(Dataset items)
--------------------
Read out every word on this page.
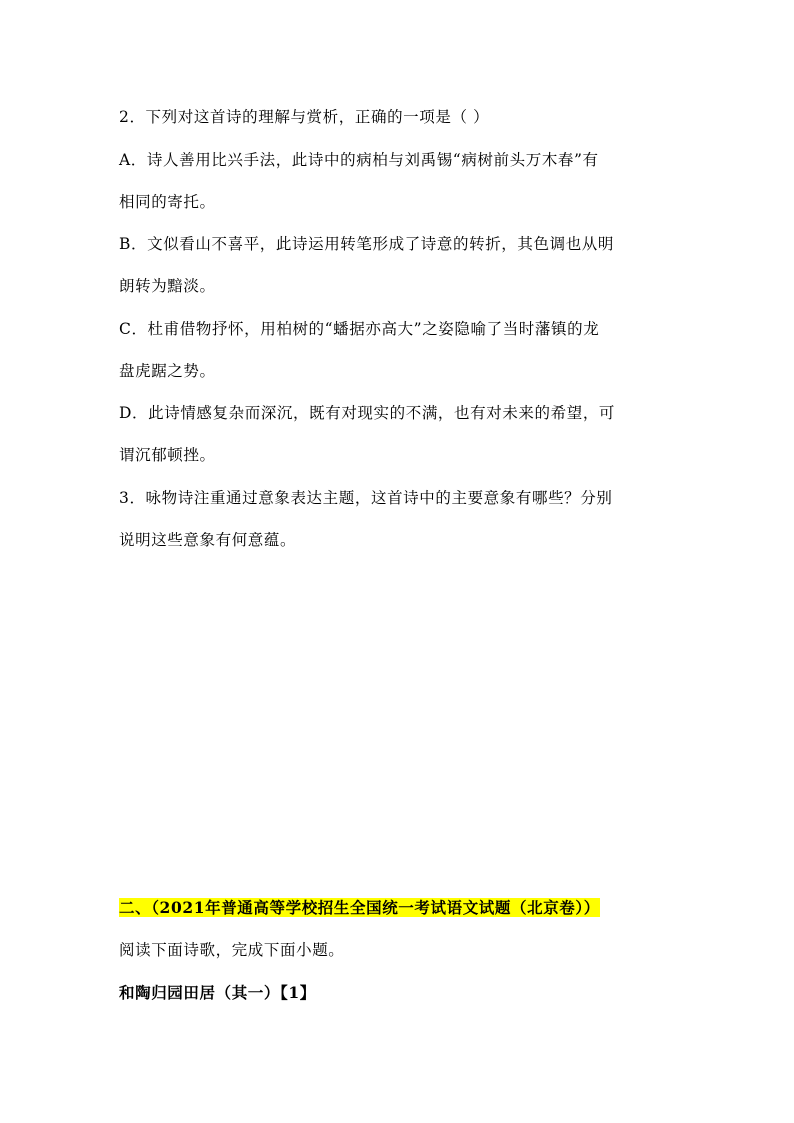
2．下列对这首诗的理解与赏析，正确的一项是（ ）
A．诗人善用比兴手法，此诗中的病柏与刘禹锡“病树前头万木春”有
相同的寄托。
B．文似看山不喜平，此诗运用转笔形成了诗意的转折，其色调也从明
朗转为黯淡。
C．杜甫借物抒怀，用柏树的“蟠据亦高大”之姿隐喻了当时藩镇的龙
盘虎踞之势。
D．此诗情感复杂而深沉，既有对现实的不满，也有对未来的希望，可
谓沉郁顿挫。
3．咏物诗注重通过意象表达主题，这首诗中的主要意象有哪些？分别
说明这些意象有何意蕴。
二、（2021年普通高等学校招生全国统一考试语文试题（北京卷））
阅读下面诗歌，完成下面小题。
和陶归园田居（其一）【1】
--------------------
__Prompt__
Copy the records above exactly. The pictures are not part of the copy.

__Correct output__
Read out every word on this page.
2．下列对这首诗的理解与赏析，正确的一项是（ ）
A．诗人善用比兴手法，此诗中的病柏与刘禹锡“病树前头万木春”有
相同的寄托。
B．文似看山不喜平，此诗运用转笔形成了诗意的转折，其色调也从明
朗转为黯淡。
C．杜甫借物抒怀，用柏树的“蟠据亦高大”之姿隐喻了当时藩镇的龙
盘虎踞之势。
D．此诗情感复杂而深沉，既有对现实的不满，也有对未来的希望，可
谓沉郁顿挫。
3．咏物诗注重通过意象表达主题，这首诗中的主要意象有哪些？分别
说明这些意象有何意蕴。
二、（2021年普通高等学校招生全国统一考试语文试题（北京卷））
阅读下面诗歌，完成下面小题。
和陶归园田居（其一）【1】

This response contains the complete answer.